### What you will do
Return each line holding the string "растительного".

[Recorded data]
——

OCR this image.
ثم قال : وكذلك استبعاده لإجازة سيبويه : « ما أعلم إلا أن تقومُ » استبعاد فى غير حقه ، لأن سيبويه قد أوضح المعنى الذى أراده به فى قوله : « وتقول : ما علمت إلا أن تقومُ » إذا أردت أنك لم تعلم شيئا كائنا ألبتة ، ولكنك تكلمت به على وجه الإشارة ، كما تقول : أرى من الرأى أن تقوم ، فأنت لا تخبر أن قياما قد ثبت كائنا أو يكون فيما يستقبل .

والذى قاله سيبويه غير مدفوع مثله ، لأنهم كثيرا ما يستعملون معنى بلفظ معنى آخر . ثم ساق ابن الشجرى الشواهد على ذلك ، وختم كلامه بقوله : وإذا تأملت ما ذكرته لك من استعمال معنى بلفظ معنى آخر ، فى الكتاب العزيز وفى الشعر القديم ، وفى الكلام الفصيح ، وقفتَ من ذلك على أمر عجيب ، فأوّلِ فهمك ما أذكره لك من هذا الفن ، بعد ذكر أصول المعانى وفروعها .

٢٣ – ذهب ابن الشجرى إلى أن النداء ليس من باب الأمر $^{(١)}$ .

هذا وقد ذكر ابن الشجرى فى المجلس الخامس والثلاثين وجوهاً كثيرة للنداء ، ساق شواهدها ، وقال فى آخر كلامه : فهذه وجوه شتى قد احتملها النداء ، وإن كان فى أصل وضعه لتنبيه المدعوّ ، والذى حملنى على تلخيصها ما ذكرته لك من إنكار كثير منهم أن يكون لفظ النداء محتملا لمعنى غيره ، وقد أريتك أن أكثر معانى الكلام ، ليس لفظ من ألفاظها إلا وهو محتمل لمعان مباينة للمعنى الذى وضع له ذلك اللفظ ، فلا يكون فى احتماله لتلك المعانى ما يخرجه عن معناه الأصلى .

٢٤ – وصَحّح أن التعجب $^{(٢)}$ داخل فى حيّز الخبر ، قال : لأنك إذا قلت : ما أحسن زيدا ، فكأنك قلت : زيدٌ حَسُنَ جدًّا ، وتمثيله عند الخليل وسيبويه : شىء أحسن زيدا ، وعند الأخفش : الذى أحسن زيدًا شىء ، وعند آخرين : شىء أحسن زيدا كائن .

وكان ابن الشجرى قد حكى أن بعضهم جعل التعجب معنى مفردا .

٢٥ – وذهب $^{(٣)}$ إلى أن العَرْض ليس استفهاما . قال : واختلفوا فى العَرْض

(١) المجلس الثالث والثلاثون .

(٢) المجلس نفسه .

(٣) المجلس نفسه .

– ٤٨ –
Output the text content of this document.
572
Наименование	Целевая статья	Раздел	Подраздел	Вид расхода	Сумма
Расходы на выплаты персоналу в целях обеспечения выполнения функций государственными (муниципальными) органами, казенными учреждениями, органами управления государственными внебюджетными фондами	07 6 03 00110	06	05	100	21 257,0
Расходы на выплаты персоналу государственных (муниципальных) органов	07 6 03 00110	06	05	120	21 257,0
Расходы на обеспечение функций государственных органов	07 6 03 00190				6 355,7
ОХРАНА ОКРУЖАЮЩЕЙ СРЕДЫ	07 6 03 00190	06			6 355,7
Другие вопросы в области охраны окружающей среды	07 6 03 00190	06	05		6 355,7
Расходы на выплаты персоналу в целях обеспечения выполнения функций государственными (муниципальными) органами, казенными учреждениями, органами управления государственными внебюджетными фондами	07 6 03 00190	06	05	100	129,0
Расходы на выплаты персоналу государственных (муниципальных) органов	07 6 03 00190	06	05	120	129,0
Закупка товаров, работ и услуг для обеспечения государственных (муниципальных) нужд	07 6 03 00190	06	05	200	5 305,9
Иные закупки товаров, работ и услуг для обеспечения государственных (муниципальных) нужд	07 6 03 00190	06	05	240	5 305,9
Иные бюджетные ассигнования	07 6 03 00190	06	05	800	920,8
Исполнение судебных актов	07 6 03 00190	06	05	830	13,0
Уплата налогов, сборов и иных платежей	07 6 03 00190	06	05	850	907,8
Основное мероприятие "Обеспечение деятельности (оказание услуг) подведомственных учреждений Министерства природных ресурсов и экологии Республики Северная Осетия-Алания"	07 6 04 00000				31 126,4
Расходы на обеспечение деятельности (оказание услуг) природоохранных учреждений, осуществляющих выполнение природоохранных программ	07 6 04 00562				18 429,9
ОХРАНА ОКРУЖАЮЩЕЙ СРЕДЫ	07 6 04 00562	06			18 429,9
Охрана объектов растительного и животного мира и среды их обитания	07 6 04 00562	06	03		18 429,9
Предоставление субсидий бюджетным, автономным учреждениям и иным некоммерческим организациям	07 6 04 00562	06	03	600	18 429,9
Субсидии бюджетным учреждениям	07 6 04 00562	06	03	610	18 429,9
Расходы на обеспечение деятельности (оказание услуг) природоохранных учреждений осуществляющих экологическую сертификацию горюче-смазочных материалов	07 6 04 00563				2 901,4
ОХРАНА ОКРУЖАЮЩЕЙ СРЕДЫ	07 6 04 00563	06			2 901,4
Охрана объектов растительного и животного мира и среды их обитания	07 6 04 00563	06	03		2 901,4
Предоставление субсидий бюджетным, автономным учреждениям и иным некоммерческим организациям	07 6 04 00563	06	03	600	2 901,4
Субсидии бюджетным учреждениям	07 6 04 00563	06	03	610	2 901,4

——

### Full output
Охрана объектов растительного и животного мира и среды их обитания	07 6 04 00562	06	03		18 429,9
Охрана объектов растительного и животного мира и среды их обитания	07 6 04 00563	06	03		2 901,4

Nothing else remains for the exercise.